Challenge:
Count every line below in which "name" occurs, then give only the count.

Data to process:
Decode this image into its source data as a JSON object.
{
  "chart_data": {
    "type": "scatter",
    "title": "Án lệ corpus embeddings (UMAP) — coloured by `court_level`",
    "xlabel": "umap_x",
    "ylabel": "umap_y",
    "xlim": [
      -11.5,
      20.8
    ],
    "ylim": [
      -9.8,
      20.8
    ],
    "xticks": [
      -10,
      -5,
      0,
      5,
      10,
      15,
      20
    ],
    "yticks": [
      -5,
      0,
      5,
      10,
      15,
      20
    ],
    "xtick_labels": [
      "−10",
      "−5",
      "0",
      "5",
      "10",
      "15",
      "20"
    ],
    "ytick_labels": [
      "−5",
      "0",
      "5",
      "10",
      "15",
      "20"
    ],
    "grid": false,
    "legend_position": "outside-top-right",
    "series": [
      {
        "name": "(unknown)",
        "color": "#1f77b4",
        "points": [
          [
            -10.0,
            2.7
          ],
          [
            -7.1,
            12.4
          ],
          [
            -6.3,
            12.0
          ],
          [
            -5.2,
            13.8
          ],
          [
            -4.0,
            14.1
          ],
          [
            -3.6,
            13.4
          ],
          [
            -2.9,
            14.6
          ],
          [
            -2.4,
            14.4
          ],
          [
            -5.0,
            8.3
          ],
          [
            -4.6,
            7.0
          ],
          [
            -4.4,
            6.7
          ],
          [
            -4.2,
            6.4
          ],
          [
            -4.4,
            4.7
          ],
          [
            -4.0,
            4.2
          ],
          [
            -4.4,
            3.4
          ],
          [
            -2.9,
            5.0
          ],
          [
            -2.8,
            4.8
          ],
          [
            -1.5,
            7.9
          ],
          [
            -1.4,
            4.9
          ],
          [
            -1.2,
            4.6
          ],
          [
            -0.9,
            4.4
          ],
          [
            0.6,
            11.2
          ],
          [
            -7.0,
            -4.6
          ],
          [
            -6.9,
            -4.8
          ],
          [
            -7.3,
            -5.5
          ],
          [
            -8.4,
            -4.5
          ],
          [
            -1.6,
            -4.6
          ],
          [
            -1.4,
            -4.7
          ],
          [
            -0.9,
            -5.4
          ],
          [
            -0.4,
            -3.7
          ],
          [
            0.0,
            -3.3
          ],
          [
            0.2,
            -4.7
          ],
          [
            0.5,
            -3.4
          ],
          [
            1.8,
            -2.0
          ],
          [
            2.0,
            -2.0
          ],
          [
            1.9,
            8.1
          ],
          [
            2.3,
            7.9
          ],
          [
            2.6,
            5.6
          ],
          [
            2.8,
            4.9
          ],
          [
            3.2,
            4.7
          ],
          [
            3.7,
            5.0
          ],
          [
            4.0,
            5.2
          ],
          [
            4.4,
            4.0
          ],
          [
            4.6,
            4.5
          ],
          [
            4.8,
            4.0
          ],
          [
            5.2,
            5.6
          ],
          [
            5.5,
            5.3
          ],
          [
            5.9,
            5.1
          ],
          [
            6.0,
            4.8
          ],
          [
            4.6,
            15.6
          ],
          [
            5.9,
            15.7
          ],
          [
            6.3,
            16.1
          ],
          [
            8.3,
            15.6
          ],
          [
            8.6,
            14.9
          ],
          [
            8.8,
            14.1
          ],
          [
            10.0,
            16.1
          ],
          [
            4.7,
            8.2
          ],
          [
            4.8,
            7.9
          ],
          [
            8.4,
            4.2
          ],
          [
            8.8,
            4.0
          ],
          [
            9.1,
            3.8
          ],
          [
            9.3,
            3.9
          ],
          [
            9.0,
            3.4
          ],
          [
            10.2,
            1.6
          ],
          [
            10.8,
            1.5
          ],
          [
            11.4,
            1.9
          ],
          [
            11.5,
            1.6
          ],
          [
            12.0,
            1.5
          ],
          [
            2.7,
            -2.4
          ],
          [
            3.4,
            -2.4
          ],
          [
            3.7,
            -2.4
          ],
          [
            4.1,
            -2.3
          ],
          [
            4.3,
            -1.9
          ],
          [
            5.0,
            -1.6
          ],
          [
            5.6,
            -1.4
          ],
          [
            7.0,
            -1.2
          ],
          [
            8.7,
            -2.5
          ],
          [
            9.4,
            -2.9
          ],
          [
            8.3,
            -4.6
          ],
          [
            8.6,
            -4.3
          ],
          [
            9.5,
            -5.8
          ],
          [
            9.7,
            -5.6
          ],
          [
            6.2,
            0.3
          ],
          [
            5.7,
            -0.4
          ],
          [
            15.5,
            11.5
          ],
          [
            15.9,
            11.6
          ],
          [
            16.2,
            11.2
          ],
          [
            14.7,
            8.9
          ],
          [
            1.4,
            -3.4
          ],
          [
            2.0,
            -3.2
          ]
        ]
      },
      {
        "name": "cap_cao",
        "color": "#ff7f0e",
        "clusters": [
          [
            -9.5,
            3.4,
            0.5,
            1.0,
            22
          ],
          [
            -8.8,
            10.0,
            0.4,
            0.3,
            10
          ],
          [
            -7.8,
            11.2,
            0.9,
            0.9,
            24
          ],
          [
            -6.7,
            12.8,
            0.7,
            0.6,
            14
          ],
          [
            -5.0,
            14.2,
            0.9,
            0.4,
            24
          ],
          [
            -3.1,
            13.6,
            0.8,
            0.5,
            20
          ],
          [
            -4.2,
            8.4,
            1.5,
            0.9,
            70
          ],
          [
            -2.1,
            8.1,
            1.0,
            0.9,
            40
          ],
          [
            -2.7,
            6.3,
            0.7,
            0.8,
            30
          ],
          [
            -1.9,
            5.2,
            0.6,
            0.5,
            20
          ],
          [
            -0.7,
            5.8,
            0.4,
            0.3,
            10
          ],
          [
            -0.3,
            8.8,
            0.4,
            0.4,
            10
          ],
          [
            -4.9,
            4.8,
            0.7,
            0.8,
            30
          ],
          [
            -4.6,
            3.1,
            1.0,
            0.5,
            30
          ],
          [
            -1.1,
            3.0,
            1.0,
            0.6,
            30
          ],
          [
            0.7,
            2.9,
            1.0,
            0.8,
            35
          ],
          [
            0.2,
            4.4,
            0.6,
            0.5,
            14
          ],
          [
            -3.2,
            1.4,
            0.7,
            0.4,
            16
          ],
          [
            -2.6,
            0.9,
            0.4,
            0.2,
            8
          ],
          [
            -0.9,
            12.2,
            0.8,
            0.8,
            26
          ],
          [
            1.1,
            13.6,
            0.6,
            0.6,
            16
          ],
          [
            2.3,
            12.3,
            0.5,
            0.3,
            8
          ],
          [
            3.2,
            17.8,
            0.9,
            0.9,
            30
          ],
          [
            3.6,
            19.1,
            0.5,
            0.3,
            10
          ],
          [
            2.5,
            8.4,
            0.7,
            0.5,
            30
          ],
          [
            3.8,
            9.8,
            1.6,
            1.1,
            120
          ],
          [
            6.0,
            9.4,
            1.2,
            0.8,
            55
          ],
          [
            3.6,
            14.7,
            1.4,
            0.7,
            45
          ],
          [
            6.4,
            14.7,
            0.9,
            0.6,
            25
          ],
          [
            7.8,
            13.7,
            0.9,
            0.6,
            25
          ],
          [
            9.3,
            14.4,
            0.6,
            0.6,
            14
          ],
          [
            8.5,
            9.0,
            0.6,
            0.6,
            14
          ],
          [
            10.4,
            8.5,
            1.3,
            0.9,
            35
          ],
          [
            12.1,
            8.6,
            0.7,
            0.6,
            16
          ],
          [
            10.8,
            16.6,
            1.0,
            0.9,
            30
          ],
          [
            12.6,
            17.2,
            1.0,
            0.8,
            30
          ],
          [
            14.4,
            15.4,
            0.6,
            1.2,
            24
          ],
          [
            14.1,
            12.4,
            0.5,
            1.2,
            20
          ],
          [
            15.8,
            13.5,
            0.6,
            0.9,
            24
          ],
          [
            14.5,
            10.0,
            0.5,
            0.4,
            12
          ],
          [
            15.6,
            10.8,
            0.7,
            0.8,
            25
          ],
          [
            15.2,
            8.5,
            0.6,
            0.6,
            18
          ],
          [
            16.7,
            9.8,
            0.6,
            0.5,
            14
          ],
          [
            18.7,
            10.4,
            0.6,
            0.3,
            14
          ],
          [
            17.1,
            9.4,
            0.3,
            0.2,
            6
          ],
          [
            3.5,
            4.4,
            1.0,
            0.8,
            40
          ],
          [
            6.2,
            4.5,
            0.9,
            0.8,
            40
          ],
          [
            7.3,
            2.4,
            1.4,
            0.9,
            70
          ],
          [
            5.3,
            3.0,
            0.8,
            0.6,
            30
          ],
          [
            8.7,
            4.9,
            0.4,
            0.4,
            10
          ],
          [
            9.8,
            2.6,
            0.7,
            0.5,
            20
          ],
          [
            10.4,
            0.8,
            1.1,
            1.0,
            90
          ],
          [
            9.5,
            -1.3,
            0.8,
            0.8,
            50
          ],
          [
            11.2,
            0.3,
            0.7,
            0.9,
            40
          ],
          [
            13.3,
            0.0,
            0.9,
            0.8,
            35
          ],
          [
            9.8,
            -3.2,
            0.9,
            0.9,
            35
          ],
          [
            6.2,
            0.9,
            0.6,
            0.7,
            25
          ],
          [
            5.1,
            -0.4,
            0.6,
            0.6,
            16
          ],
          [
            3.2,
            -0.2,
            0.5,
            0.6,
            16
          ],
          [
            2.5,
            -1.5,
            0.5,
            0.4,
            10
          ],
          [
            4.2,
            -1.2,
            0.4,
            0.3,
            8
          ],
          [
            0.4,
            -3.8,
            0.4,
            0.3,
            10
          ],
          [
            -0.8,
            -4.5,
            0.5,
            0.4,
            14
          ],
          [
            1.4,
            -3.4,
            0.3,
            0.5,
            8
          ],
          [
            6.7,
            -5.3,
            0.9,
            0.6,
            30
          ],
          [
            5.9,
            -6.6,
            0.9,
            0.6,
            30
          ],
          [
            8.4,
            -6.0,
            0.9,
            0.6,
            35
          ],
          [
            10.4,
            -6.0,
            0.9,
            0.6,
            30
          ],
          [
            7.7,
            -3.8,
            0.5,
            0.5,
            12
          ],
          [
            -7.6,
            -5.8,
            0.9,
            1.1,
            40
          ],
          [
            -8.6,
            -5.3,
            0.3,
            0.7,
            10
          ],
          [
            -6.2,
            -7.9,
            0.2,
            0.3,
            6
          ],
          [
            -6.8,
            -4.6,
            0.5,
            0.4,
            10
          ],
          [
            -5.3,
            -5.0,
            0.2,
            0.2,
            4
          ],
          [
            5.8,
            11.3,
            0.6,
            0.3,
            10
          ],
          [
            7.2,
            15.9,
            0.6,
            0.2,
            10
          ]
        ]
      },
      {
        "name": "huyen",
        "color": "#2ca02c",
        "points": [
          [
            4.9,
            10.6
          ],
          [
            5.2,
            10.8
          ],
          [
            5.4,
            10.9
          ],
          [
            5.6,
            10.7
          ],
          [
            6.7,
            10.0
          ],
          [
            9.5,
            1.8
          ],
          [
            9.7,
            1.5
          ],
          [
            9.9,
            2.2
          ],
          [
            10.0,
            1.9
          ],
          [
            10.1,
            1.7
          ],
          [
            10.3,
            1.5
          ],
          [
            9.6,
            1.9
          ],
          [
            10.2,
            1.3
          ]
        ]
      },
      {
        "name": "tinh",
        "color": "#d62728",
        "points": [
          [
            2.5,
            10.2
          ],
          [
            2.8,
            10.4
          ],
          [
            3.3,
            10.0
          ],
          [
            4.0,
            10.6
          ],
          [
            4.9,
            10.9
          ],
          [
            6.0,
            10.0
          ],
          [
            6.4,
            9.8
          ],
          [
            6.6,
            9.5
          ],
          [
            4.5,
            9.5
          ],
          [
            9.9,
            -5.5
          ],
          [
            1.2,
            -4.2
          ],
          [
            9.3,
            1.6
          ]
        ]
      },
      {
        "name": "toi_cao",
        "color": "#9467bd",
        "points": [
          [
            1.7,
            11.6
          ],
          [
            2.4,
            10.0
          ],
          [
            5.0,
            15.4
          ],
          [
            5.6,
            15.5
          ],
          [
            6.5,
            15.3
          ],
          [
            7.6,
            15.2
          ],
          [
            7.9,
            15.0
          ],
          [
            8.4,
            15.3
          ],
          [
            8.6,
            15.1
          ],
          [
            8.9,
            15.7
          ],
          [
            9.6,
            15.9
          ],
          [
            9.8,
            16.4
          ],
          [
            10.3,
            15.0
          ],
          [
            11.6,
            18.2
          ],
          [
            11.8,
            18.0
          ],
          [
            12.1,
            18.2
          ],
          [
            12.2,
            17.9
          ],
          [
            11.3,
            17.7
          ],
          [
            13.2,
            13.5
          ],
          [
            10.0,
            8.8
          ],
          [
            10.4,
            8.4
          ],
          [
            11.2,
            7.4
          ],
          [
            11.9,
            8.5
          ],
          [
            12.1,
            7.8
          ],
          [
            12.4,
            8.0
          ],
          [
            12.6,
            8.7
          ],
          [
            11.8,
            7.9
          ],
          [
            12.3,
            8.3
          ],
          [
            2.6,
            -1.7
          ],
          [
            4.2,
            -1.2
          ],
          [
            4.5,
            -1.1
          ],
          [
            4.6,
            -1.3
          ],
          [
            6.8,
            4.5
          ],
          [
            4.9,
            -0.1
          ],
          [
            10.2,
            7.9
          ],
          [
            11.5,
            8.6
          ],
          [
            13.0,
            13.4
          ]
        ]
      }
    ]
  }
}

Written answer:
5